EXERCISE DESCRIPTION
Collect all lines containing the word "установленным" from the data.

** begin **

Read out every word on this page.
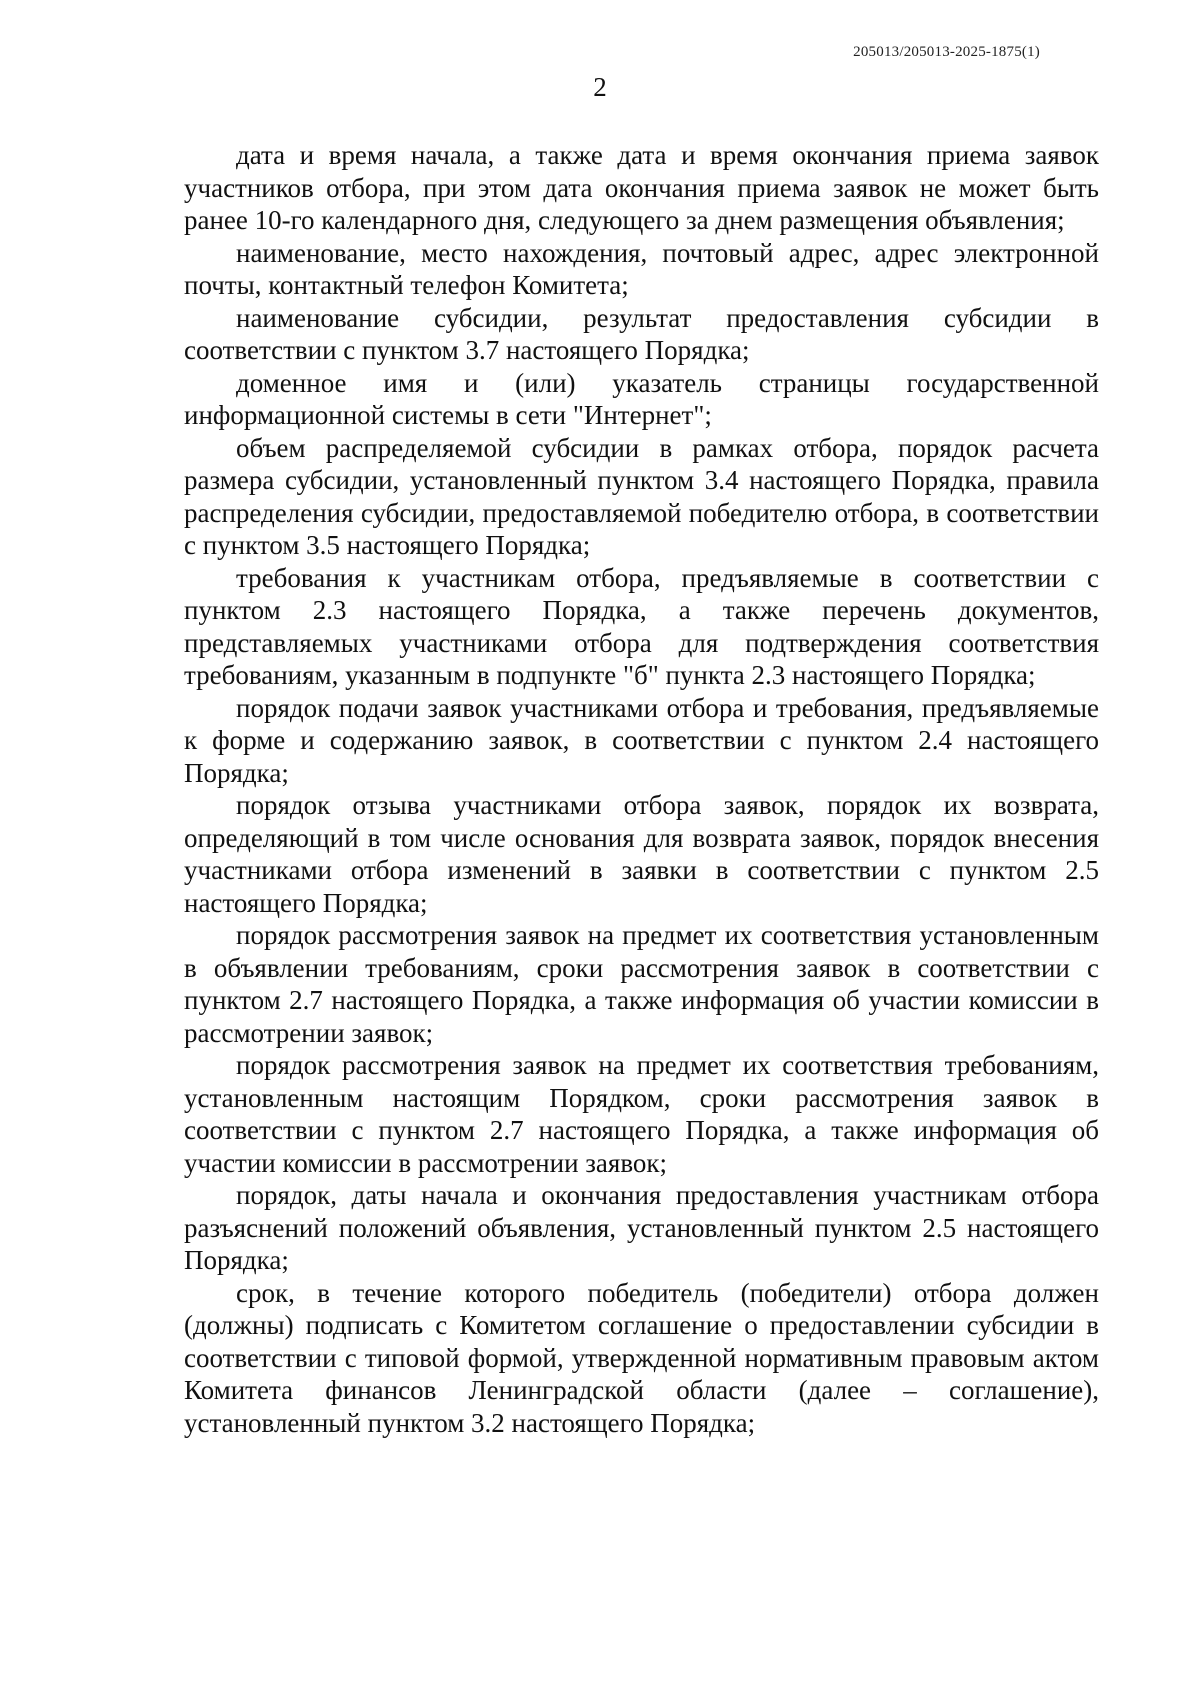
205013/205013-2025-1875(1)
2

дата и время начала, а также дата и время окончания приема заявок участников отбора, при этом дата окончания приема заявок не может быть ранее 10-го календарного дня, следующего за днем размещения объявления;

наименование, место нахождения, почтовый адрес, адрес электронной почты, контактный телефон Комитета;

наименование субсидии, результат предоставления субсидии в соответствии с пунктом 3.7 настоящего Порядка;

доменное имя и (или) указатель страницы государственной информационной системы в сети "Интернет";

объем распределяемой субсидии в рамках отбора, порядок расчета размера субсидии, установленный пунктом 3.4 настоящего Порядка, правила распределения субсидии, предоставляемой победителю отбора, в соответствии с пунктом 3.5 настоящего Порядка;

требования к участникам отбора, предъявляемые в соответствии с пунктом 2.3 настоящего Порядка, а также перечень документов, представляемых участниками отбора для подтверждения соответствия требованиям, указанным в подпункте "б" пункта 2.3 настоящего Порядка;

порядок подачи заявок участниками отбора и требования, предъявляемые к форме и содержанию заявок, в соответствии с пунктом 2.4 настоящего Порядка;

порядок отзыва участниками отбора заявок, порядок их возврата, определяющий в том числе основания для возврата заявок, порядок внесения участниками отбора изменений в заявки в соответствии с пунктом 2.5 настоящего Порядка;

порядок рассмотрения заявок на предмет их соответствия установленным в объявлении требованиям, сроки рассмотрения заявок в соответствии с пунктом 2.7 настоящего Порядка, а также информация об участии комиссии в рассмотрении заявок;

порядок рассмотрения заявок на предмет их соответствия требованиям, установленным настоящим Порядком, сроки рассмотрения заявок в соответствии с пунктом 2.7 настоящего Порядка, а также информация об участии комиссии в рассмотрении заявок;

порядок, даты начала и окончания предоставления участникам отбора разъяснений положений объявления, установленный пунктом 2.5 настоящего Порядка;

срок, в течение которого победитель (победители) отбора должен (должны) подписать с Комитетом соглашение о предоставлении субсидии в соответствии с типовой формой, утвержденной нормативным правовым актом Комитета финансов Ленинградской области (далее – соглашение), установленный пунктом 3.2 настоящего Порядка;
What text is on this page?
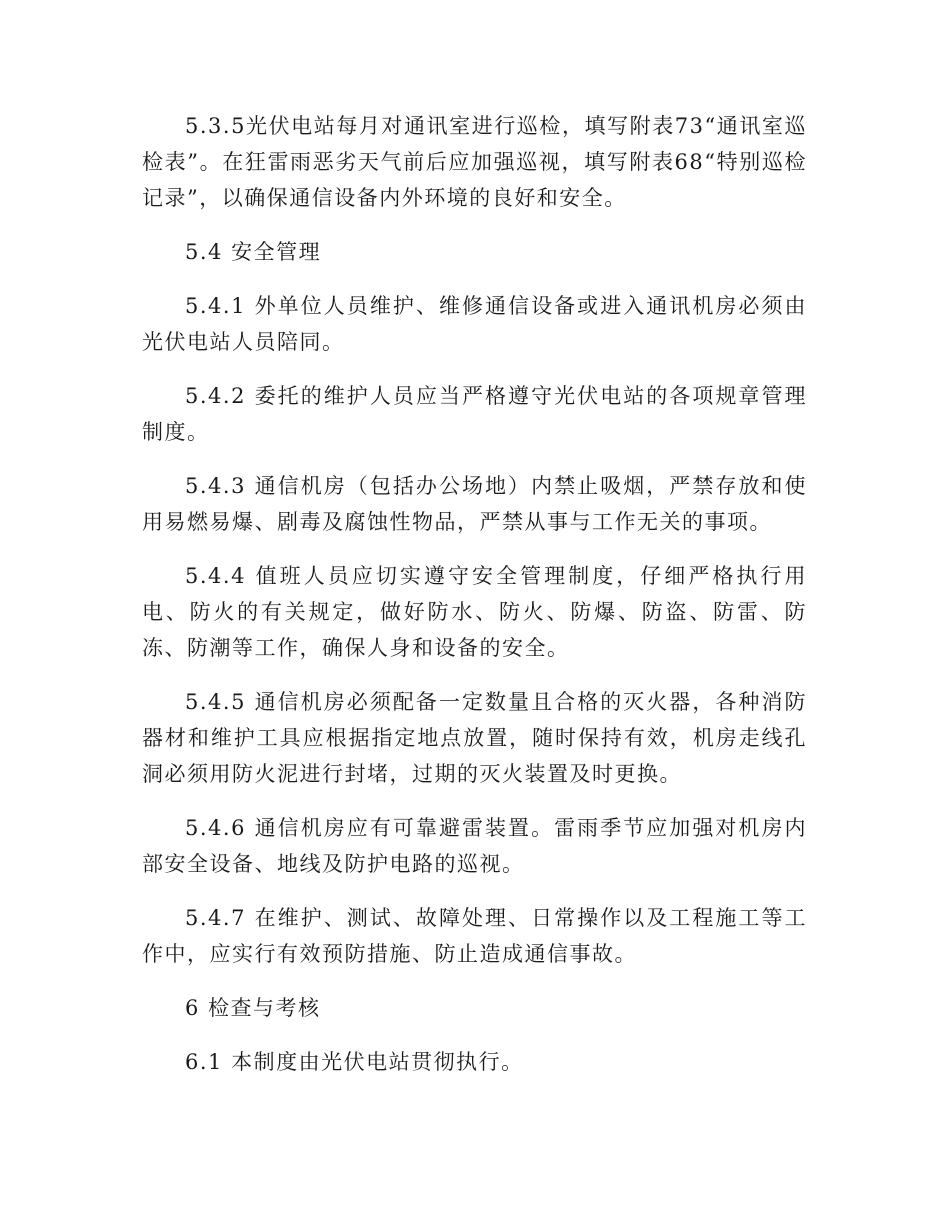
5.3.5光伏电站每月对通讯室进行巡检，填写附表73“通讯室巡检表”。在狂雷雨恶劣天气前后应加强巡视，填写附表68“特别巡检记录”，以确保通信设备内外环境的良好和安全。

5.4 安全管理

5.4.1 外单位人员维护、维修通信设备或进入通讯机房必须由光伏电站人员陪同。

5.4.2 委托的维护人员应当严格遵守光伏电站的各项规章管理制度。

5.4.3 通信机房（包括办公场地）内禁止吸烟，严禁存放和使用易燃易爆、剧毒及腐蚀性物品，严禁从事与工作无关的事项。

5.4.4 值班人员应切实遵守安全管理制度，仔细严格执行用电、防火的有关规定，做好防水、防火、防爆、防盗、防雷、防冻、防潮等工作，确保人身和设备的安全。

5.4.5 通信机房必须配备一定数量且合格的灭火器，各种消防器材和维护工具应根据指定地点放置，随时保持有效，机房走线孔洞必须用防火泥进行封堵，过期的灭火装置及时更换。

5.4.6 通信机房应有可靠避雷装置。雷雨季节应加强对机房内部安全设备、地线及防护电路的巡视。

5.4.7 在维护、测试、故障处理、日常操作以及工程施工等工作中，应实行有效预防措施、防止造成通信事故。

6 检查与考核

6.1 本制度由光伏电站贯彻执行。
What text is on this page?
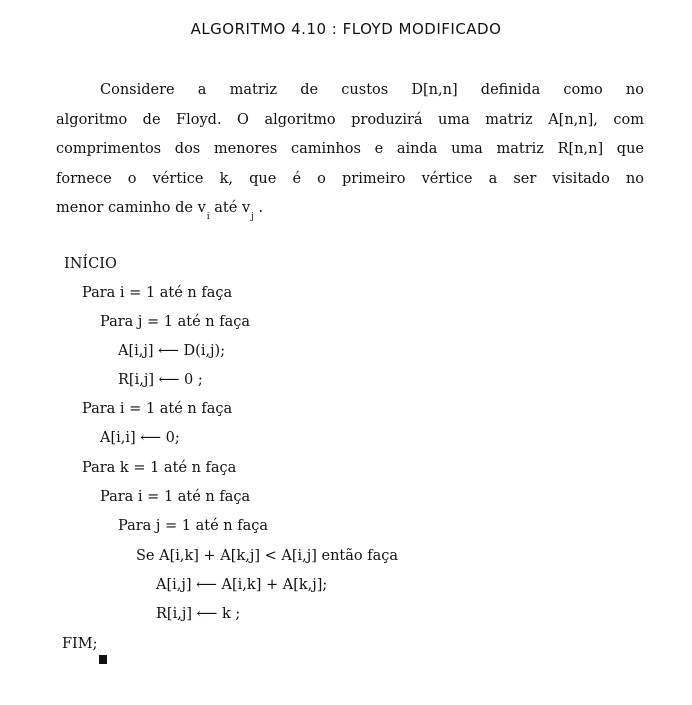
ALGORITMO 4.10 : FLOYD MODIFICADO
Considere a matriz de custos D[n,n] definida como no
algoritmo de Floyd. O algoritmo produzirá uma matriz A[n,n], com
comprimentos dos menores caminhos e ainda uma matriz R[n,n] que
fornece o vértice k, que é o primeiro vértice a ser visitado no
menor caminho de $v_i$ até $v_j$ .
INÍCIO
Para i = 1 até n faça
Para j = 1 até n faça
A[i,j] ⟵ D(i,j);
R[i,j] ⟵ 0 ;
Para i = 1 até n faça
A[i,i] ⟵ 0;
Para k = 1 até n faça
Para i = 1 até n faça
Para j = 1 até n faça
Se A[i,k] + A[k,j] < A[i,j] então faça
A[i,j] ⟵ A[i,k] + A[k,j];
R[i,j] ⟵ k ;
FIM;
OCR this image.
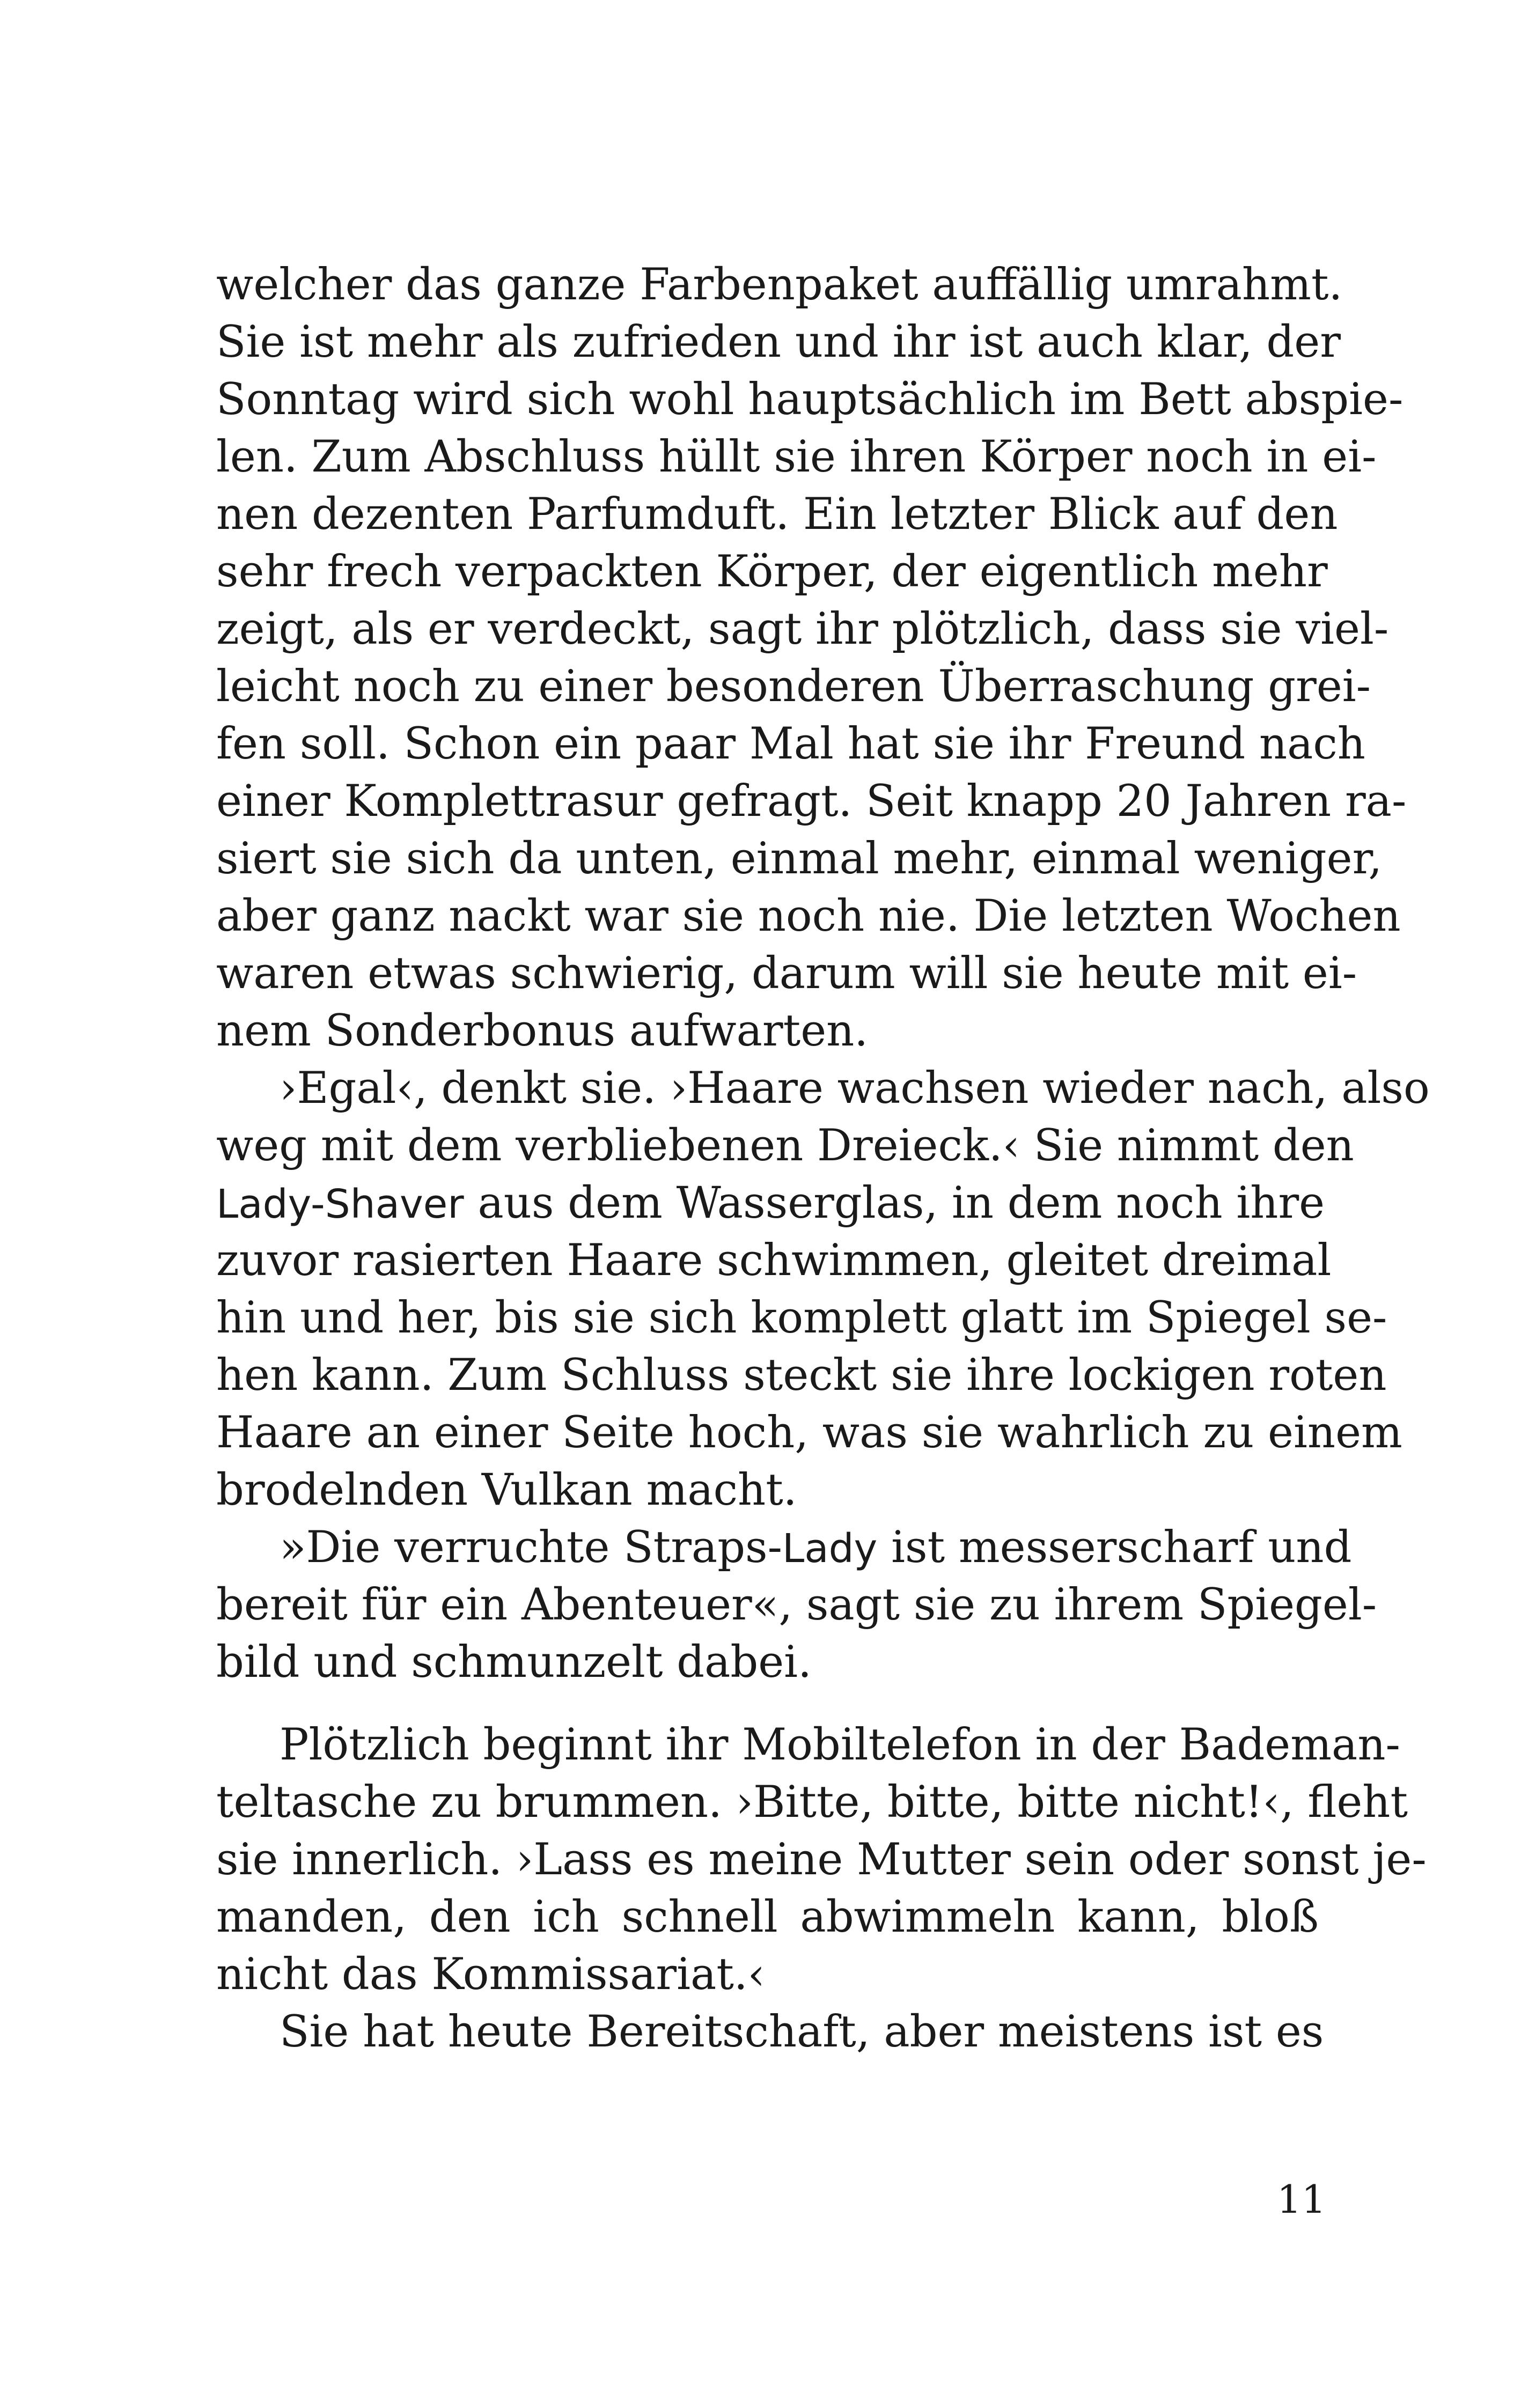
welcher das ganze Farbenpaket auffällig umrahmt.
Sie ist mehr als zufrieden und ihr ist auch klar, der
Sonntag wird sich wohl hauptsächlich im Bett abspie-
len. Zum Abschluss hüllt sie ihren Körper noch in ei-
nen dezenten Parfumduft. Ein letzter Blick auf den
sehr frech verpackten Körper, der eigentlich mehr
zeigt, als er verdeckt, sagt ihr plötzlich, dass sie viel-
leicht noch zu einer besonderen Überraschung grei-
fen soll. Schon ein paar Mal hat sie ihr Freund nach
einer Komplettrasur gefragt. Seit knapp 20 Jahren ra-
siert sie sich da unten, einmal mehr, einmal weniger,
aber ganz nackt war sie noch nie. Die letzten Wochen
waren etwas schwierig, darum will sie heute mit ei-
nem Sonderbonus aufwarten.
›Egal‹, denkt sie. ›Haare wachsen wieder nach, also
weg mit dem verbliebenen Dreieck.‹ Sie nimmt den
Lady-Shaver aus dem Wasserglas, in dem noch ihre
zuvor rasierten Haare schwimmen, gleitet dreimal
hin und her, bis sie sich komplett glatt im Spiegel se-
hen kann. Zum Schluss steckt sie ihre lockigen roten
Haare an einer Seite hoch, was sie wahrlich zu einem
brodelnden Vulkan macht.
»Die verruchte Straps-Lady ist messerscharf und
bereit für ein Abenteuer«, sagt sie zu ihrem Spiegel-
bild und schmunzelt dabei.
Plötzlich beginnt ihr Mobiltelefon in der Bademan-
teltasche zu brummen. ›Bitte, bitte, bitte nicht!‹, fleht
sie innerlich. ›Lass es meine Mutter sein oder sonst je-
manden, den ich schnell abwimmeln kann, bloß
nicht das Kommissariat.‹
Sie hat heute Bereitschaft, aber meistens ist es
11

** end **

RESPONSE FOR THIS EXERCISE
порядок рассмотрения заявок на предмет их соответствия установленным в объявлении требованиям, сроки рассмотрения заявок в соответствии с пунктом 2.7 настоящего Порядка, а также информация об участии комиссии в рассмотрении заявок;
порядок рассмотрения заявок на предмет их соответствия требованиям, установленным настоящим Порядком, сроки рассмотрения заявок в соответствии с пунктом 2.7 настоящего Порядка, а также информация об участии комиссии в рассмотрении заявок;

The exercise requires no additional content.